Reply with one number only, the count of lines holding the string "Gustav".

***** Records for the task

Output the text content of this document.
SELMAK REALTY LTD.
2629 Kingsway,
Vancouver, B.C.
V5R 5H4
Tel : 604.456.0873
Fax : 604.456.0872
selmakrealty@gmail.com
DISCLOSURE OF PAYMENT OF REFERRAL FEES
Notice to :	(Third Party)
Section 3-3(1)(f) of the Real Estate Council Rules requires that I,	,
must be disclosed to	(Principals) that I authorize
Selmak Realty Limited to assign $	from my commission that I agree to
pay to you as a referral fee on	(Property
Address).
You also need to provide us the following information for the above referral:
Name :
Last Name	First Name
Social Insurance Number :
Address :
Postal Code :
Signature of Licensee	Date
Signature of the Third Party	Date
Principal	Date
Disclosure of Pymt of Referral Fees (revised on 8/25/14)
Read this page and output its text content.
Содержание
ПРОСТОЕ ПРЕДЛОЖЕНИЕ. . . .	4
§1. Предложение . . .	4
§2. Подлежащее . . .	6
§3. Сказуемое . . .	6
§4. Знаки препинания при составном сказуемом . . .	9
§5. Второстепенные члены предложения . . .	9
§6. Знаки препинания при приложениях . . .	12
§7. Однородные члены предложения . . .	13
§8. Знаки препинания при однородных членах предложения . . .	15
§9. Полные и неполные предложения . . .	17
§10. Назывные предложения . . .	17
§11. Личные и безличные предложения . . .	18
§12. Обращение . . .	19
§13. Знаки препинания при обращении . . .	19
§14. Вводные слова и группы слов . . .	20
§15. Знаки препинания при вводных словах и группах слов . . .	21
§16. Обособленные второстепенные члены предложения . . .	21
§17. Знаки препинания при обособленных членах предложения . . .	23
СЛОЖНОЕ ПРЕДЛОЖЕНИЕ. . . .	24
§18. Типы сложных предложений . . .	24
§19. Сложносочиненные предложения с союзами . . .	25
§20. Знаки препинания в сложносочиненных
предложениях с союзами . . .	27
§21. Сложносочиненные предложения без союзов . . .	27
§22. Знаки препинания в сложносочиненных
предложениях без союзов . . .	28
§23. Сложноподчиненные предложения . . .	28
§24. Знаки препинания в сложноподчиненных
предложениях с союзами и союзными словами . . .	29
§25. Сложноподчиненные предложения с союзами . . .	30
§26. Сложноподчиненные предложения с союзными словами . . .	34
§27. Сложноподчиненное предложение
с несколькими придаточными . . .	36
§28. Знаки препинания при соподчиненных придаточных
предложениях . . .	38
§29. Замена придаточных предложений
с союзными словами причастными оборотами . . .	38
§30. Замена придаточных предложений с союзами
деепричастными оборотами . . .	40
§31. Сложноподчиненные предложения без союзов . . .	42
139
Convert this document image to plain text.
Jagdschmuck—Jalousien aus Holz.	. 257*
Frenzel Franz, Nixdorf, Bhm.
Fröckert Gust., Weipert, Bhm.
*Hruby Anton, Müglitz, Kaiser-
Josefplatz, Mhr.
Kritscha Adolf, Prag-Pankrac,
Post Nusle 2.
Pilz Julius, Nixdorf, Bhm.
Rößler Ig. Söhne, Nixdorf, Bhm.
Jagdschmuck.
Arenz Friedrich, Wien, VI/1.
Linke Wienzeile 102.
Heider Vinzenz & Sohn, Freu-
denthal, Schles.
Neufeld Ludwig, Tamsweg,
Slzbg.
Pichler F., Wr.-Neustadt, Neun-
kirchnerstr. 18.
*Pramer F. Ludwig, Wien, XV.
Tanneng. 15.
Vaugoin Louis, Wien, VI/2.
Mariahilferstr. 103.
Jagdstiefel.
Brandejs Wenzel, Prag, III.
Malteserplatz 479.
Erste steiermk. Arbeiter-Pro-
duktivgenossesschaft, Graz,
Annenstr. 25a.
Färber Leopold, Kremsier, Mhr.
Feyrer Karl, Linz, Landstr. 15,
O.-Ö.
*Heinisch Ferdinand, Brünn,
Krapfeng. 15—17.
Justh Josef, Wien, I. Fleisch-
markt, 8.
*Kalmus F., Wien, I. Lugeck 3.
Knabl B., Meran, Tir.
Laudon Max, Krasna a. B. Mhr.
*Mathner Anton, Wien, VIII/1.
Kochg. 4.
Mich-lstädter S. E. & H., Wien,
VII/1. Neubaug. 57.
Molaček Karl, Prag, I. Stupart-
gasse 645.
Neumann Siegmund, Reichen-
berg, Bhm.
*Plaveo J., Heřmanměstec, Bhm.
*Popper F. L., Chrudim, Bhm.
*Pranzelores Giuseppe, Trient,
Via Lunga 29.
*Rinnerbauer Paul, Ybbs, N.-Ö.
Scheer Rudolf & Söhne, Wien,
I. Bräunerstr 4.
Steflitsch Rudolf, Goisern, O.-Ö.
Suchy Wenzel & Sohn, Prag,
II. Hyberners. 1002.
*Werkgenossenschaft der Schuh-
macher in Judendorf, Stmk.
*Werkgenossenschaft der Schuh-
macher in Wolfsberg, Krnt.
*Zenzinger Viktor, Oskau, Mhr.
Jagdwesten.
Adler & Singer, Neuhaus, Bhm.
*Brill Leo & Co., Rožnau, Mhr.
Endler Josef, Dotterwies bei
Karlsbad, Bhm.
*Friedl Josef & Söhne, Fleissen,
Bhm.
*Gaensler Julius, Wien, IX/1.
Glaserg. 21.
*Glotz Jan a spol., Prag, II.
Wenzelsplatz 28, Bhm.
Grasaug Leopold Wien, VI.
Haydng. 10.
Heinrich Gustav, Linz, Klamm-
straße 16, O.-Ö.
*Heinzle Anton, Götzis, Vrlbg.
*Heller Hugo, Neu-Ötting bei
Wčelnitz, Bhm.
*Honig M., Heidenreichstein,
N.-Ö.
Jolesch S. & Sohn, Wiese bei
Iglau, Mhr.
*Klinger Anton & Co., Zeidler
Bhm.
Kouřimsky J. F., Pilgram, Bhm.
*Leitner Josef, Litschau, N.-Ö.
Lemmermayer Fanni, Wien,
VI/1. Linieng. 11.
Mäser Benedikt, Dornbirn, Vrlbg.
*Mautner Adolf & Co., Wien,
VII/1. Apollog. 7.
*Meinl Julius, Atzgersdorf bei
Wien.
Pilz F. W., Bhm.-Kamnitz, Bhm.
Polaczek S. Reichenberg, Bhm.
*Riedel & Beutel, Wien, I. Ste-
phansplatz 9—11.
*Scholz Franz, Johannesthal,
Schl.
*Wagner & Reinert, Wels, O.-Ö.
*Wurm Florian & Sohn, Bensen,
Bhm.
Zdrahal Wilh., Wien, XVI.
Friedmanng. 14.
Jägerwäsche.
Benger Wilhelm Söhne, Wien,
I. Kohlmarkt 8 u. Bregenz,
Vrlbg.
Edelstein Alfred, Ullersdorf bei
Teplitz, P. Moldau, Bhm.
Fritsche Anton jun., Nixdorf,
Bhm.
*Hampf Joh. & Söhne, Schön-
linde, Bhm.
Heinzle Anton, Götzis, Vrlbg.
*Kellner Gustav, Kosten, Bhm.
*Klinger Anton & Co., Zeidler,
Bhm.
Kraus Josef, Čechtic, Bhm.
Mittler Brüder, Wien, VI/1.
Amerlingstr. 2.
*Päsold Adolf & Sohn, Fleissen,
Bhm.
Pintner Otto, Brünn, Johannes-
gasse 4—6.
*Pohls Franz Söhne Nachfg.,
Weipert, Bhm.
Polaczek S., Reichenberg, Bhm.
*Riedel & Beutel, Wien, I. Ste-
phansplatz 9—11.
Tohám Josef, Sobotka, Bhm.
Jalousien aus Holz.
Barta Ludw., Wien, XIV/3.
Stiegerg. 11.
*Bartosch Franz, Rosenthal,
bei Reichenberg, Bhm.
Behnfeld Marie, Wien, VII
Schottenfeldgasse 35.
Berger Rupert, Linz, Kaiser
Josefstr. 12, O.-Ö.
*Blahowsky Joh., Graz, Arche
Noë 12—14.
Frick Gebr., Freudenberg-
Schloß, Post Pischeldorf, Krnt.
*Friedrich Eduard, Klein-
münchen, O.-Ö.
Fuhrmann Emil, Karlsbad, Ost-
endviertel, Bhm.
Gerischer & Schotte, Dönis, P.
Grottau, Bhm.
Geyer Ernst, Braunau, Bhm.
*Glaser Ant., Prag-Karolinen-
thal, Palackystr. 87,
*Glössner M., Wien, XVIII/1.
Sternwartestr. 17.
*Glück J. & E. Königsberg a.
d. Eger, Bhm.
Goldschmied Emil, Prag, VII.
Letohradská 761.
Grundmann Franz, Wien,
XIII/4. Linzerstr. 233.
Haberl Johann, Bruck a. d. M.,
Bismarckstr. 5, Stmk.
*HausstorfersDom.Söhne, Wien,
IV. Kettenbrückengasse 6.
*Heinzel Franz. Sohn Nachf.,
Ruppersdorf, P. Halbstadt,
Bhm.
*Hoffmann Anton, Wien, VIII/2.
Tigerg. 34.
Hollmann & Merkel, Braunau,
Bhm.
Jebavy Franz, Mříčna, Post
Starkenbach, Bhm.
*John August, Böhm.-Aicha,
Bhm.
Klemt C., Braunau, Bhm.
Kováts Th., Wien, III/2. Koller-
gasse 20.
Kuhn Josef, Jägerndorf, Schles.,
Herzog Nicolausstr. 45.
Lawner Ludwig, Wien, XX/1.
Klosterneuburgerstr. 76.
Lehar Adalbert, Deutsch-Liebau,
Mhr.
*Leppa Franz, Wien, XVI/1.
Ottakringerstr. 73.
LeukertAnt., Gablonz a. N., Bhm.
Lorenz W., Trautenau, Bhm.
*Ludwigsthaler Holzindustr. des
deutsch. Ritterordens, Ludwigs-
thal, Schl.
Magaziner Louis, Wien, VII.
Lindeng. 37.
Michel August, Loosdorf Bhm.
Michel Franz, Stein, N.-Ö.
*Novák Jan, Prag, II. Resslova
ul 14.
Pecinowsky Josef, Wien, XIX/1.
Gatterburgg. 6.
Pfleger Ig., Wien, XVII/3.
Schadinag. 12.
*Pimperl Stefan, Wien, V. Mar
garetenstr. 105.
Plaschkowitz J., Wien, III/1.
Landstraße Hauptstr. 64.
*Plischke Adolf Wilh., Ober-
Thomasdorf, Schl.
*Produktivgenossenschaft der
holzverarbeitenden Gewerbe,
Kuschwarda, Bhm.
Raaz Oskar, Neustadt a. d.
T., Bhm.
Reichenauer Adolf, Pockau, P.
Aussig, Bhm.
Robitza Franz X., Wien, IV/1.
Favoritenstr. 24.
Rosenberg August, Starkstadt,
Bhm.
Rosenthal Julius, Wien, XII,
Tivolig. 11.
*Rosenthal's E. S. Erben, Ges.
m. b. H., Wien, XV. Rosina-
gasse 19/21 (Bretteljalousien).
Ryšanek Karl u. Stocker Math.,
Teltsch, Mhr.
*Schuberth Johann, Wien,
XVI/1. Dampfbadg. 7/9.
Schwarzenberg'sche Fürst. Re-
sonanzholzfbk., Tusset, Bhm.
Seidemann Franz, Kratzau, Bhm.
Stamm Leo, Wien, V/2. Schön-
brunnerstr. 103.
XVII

**********

__Reply__: 2